WRITTEN PROBLEM → The records below should be written out again, exactly.

DATASET RECORDS →
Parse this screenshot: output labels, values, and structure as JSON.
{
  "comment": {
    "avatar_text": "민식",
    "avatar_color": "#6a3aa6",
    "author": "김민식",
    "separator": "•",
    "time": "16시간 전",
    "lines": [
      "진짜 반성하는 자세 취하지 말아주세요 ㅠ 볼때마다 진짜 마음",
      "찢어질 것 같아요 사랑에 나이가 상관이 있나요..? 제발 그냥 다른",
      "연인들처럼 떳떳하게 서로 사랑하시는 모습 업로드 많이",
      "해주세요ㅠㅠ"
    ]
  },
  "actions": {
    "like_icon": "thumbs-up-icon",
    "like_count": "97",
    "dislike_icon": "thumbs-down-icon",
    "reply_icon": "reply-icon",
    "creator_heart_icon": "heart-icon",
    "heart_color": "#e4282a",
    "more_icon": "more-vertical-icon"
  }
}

EXERCISE RESPONSE →
Parse this screenshot: output labels, values, and structure as JSON.
{
  "comment": {
    "avatar_text": "민식",
    "avatar_color": "#6a3aa6",
    "author": "김민식",
    "separator": "•",
    "time": "16시간 전",
    "lines": [
      "진짜 반성하는 자세 취하지 말아주세요 ㅠ 볼때마다 진짜 마음",
      "찢어질 것 같아요 사랑에 나이가 상관이 있나요..? 제발 그냥 다른",
      "연인들처럼 떳떳하게 서로 사랑하시는 모습 업로드 많이",
      "해주세요ㅠㅠ"
    ]
  },
  "actions": {
    "like_icon": "thumbs-up-icon",
    "like_count": "97",
    "dislike_icon": "thumbs-down-icon",
    "reply_icon": "reply-icon",
    "creator_heart_icon": "heart-icon",
    "heart_color": "#e4282a",
    "more_icon": "more-vertical-icon"
  }
}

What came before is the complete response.